RECORD EXTRACTS:
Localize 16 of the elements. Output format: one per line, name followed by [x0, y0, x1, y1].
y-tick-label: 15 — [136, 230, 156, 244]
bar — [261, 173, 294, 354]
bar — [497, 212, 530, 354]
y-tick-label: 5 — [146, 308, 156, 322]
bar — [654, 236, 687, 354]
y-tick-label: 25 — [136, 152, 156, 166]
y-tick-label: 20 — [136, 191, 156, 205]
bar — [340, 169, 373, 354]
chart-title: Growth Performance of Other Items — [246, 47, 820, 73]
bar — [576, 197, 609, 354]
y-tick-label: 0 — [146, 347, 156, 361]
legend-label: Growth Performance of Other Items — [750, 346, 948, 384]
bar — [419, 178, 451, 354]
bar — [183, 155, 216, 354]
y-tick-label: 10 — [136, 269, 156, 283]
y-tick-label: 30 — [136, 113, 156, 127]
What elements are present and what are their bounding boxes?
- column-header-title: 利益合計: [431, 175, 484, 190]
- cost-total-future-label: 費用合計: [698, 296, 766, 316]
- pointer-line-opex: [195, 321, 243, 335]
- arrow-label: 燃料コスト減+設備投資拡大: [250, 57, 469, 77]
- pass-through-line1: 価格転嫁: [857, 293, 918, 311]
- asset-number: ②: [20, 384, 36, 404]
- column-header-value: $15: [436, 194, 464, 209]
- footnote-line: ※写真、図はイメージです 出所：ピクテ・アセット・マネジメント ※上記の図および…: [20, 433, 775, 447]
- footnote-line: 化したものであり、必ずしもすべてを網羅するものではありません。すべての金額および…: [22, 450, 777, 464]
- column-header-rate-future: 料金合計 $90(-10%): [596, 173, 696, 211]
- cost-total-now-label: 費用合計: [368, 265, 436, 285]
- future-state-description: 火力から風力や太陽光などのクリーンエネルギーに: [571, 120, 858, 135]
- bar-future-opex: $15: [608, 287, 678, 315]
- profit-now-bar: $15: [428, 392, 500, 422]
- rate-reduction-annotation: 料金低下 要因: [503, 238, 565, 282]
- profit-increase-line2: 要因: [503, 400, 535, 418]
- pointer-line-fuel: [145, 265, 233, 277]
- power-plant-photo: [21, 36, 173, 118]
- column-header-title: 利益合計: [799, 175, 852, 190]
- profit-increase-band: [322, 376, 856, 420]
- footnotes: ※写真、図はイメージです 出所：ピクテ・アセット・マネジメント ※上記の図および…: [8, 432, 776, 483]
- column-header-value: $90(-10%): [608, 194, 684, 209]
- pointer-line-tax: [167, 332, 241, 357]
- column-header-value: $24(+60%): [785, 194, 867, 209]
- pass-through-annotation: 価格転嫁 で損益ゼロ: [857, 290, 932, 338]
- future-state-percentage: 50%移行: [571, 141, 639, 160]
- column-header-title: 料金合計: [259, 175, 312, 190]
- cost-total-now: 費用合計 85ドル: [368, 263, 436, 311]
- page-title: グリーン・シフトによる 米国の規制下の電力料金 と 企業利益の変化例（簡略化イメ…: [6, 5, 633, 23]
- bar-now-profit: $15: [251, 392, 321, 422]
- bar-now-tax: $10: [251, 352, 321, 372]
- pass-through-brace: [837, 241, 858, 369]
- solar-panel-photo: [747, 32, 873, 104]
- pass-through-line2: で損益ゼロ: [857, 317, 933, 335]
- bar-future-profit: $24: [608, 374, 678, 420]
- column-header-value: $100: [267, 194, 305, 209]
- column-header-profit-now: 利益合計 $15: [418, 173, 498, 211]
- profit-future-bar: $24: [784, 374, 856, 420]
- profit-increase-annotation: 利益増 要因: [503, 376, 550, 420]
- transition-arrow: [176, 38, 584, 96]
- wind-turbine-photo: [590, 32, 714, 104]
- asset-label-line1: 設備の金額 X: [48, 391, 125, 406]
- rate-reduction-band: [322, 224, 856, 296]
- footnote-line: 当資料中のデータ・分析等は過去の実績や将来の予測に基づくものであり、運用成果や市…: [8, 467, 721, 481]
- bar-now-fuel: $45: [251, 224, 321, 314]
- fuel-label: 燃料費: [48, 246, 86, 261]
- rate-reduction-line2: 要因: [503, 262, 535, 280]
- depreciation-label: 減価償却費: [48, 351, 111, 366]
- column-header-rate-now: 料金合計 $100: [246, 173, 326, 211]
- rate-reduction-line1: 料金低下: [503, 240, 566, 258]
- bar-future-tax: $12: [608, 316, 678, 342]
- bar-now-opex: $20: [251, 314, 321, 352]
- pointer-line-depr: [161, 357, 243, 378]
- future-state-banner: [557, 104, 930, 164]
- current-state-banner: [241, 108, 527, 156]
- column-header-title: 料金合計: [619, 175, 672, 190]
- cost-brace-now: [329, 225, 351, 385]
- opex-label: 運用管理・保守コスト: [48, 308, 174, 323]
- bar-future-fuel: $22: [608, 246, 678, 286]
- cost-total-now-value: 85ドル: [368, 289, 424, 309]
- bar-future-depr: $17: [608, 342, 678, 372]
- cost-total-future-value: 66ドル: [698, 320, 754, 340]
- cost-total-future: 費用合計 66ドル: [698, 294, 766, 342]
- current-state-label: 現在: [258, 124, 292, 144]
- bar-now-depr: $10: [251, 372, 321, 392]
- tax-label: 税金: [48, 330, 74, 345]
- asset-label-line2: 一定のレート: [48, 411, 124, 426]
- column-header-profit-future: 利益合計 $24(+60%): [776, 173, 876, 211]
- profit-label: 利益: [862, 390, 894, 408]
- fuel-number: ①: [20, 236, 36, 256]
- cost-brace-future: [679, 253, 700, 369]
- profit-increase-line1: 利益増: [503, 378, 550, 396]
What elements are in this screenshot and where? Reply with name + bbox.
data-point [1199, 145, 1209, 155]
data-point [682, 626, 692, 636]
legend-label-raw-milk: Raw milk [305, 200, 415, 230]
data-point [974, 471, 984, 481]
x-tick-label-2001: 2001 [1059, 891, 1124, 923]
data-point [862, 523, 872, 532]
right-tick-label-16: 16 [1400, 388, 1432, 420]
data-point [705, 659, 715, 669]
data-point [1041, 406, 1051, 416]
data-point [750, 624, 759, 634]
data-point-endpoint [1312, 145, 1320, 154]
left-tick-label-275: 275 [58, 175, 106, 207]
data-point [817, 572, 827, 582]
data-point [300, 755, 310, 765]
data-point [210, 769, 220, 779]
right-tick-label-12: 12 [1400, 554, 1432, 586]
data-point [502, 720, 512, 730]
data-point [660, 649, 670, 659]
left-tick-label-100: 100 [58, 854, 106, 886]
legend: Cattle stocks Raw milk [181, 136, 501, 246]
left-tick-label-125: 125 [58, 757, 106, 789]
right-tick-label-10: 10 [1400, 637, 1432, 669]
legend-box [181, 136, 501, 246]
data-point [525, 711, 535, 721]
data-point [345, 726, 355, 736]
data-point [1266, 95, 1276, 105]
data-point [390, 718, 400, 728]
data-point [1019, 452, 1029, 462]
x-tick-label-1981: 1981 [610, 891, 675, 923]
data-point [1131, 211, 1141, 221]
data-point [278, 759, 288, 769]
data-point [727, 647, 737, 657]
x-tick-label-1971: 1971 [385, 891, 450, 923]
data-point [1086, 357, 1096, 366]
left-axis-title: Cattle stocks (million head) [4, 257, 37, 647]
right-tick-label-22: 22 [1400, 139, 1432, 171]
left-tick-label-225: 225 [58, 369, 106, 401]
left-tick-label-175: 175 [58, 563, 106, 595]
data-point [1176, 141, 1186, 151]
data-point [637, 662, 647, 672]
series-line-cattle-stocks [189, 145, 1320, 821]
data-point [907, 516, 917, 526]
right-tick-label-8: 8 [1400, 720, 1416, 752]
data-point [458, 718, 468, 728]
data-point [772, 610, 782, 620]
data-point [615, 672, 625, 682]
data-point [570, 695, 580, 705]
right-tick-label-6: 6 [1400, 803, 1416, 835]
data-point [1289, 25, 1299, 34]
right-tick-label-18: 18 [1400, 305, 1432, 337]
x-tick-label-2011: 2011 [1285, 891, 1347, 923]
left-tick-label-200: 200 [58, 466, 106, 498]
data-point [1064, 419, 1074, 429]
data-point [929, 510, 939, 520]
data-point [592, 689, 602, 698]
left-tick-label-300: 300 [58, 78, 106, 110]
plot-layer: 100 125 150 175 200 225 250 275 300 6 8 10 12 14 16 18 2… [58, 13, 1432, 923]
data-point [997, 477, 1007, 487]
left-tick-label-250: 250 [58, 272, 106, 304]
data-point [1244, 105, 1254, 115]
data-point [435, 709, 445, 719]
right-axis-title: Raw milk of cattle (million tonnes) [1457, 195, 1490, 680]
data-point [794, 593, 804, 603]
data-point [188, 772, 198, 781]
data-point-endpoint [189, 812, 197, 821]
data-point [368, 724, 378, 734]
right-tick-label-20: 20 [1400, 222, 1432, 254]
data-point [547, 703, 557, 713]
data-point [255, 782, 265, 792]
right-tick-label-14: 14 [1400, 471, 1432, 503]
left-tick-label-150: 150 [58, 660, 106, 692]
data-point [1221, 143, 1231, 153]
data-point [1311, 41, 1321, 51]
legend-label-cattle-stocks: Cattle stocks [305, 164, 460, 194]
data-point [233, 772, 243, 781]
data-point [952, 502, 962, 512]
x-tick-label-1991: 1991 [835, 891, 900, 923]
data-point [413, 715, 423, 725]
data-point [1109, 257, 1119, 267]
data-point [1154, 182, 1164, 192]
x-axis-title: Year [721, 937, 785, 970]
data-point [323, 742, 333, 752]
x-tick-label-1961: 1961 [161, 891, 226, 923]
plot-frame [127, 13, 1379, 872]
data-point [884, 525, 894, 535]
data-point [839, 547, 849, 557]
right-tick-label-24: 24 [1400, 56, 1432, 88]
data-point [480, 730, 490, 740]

INSTRUCTION:
Can you retype the listing above from its first line up to and including the line with "- column-header-title: 料金合計: [259, 175, 312, 190]", character for character?

WRITTEN SOLUTION:
Localize 16 of the elements. Output format: one per line, name followed by [x0, y0, x1, y1].
y-tick-label: 15 — [136, 230, 156, 244]
bar — [261, 173, 294, 354]
bar — [497, 212, 530, 354]
y-tick-label: 5 — [146, 308, 156, 322]
bar — [654, 236, 687, 354]
y-tick-label: 25 — [136, 152, 156, 166]
y-tick-label: 20 — [136, 191, 156, 205]
bar — [340, 169, 373, 354]
chart-title: Growth Performance of Other Items — [246, 47, 820, 73]
bar — [576, 197, 609, 354]
y-tick-label: 0 — [146, 347, 156, 361]
legend-label: Growth Performance of Other Items — [750, 346, 948, 384]
bar — [419, 178, 451, 354]
bar — [183, 155, 216, 354]
y-tick-label: 10 — [136, 269, 156, 283]
y-tick-label: 30 — [136, 113, 156, 127]
What elements are present and what are their bounding boxes?
- column-header-title: 利益合計: [431, 175, 484, 190]
- cost-total-future-label: 費用合計: [698, 296, 766, 316]
- pointer-line-opex: [195, 321, 243, 335]
- arrow-label: 燃料コスト減+設備投資拡大: [250, 57, 469, 77]
- pass-through-line1: 価格転嫁: [857, 293, 918, 311]
- asset-number: ②: [20, 384, 36, 404]
- column-header-value: $15: [436, 194, 464, 209]
- footnote-line: ※写真、図はイメージです 出所：ピクテ・アセット・マネジメント ※上記の図および…: [20, 433, 775, 447]
- footnote-line: 化したものであり、必ずしもすべてを網羅するものではありません。すべての金額および…: [22, 450, 777, 464]
- column-header-rate-future: 料金合計 $90(-10%): [596, 173, 696, 211]
- cost-total-now-label: 費用合計: [368, 265, 436, 285]
- future-state-description: 火力から風力や太陽光などのクリーンエネルギーに: [571, 120, 858, 135]
- bar-future-opex: $15: [608, 287, 678, 315]
- profit-now-bar: $15: [428, 392, 500, 422]
- rate-reduction-annotation: 料金低下 要因: [503, 238, 565, 282]
- profit-increase-line2: 要因: [503, 400, 535, 418]
- pointer-line-fuel: [145, 265, 233, 277]
- power-plant-photo: [21, 36, 173, 118]
- column-header-title: 利益合計: [799, 175, 852, 190]
- profit-increase-band: [322, 376, 856, 420]
- footnotes: ※写真、図はイメージです 出所：ピクテ・アセット・マネジメント ※上記の図および…: [8, 432, 776, 483]
- column-header-value: $90(-10%): [608, 194, 684, 209]
- pointer-line-tax: [167, 332, 241, 357]
- column-header-value: $24(+60%): [785, 194, 867, 209]
- pass-through-annotation: 価格転嫁 で損益ゼロ: [857, 290, 932, 338]
- future-state-percentage: 50%移行: [571, 141, 639, 160]
- column-header-title: 料金合計: [259, 175, 312, 190]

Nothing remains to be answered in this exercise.